Job: What is needed is the run of lines from the one with "Parse this screenshot: output" through the close of the data, set down exactly.
_ _ _ _ _
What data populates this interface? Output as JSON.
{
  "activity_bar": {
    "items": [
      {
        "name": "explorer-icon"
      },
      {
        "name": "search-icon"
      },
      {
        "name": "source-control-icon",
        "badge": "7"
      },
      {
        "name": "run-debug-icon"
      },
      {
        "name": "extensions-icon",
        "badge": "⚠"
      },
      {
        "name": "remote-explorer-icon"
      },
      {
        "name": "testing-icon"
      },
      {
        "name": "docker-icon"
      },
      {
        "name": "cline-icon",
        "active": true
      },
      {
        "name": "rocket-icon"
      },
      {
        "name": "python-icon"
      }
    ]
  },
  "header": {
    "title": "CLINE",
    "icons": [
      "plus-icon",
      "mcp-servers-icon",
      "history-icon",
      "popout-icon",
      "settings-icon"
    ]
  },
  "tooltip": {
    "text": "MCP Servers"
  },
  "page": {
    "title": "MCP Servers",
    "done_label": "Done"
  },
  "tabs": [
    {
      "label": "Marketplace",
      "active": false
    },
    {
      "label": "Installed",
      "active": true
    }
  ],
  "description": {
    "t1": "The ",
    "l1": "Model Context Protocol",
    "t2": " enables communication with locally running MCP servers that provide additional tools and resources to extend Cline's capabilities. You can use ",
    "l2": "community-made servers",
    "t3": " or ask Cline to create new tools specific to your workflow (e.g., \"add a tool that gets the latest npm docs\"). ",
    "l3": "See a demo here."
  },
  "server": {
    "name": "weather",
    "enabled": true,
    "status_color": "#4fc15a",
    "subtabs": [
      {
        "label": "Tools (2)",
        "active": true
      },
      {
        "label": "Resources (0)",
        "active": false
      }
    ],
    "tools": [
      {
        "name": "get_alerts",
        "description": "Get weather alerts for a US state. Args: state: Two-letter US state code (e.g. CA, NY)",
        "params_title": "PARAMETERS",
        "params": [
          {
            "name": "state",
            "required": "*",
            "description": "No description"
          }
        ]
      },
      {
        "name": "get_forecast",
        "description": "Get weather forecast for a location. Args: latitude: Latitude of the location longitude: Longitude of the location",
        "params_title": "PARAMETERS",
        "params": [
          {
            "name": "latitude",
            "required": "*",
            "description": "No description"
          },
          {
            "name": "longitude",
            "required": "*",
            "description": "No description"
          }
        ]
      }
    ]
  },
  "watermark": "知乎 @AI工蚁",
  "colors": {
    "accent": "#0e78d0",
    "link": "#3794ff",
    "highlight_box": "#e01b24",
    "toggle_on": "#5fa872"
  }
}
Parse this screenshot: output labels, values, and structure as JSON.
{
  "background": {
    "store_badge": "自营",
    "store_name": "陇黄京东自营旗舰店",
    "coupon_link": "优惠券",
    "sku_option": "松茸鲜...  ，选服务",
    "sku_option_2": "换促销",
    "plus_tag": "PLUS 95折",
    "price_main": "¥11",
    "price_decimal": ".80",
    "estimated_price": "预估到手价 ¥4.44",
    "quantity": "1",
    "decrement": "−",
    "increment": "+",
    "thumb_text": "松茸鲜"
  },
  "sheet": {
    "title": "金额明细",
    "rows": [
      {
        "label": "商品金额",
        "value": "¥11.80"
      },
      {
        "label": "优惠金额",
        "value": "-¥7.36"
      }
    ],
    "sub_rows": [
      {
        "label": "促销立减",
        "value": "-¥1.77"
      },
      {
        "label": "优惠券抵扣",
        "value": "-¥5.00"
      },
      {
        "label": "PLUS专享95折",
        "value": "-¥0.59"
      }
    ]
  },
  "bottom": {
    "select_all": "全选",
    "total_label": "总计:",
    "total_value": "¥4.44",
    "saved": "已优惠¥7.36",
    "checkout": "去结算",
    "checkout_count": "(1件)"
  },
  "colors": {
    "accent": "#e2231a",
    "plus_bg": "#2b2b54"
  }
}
_ _ _ _ _
Answer to this problem:
Parse this screenshot: output labels, values, and structure as JSON.
{
  "background": {
    "store_badge": "自营",
    "store_name": "陇黄京东自营旗舰店",
    "coupon_link": "优惠券",
    "sku_option": "松茸鲜...  ，选服务",
    "sku_option_2": "换促销",
    "plus_tag": "PLUS 95折",
    "price_main": "¥11",
    "price_decimal": ".80",
    "estimated_price": "预估到手价 ¥4.44",
    "quantity": "1",
    "decrement": "−",
    "increment": "+",
    "thumb_text": "松茸鲜"
  },
  "sheet": {
    "title": "金额明细",
    "rows": [
      {
        "label": "商品金额",
        "value": "¥11.80"
      },
      {
        "label": "优惠金额",
        "value": "-¥7.36"
      }
    ],
    "sub_rows": [
      {
        "label": "促销立减",
        "value": "-¥1.77"
      },
      {
        "label": "优惠券抵扣",
        "value": "-¥5.00"
      },
      {
        "label": "PLUS专享95折",
        "value": "-¥0.59"
      }
    ]
  },
  "bottom": {
    "select_all": "全选",
    "total_label": "总计:",
    "total_value": "¥4.44",
    "saved": "已优惠¥7.36",
    "checkout": "去结算",
    "checkout_count": "(1件)"
  },
  "colors": {
    "accent": "#e2231a",
    "plus_bg": "#2b2b54"
  }
}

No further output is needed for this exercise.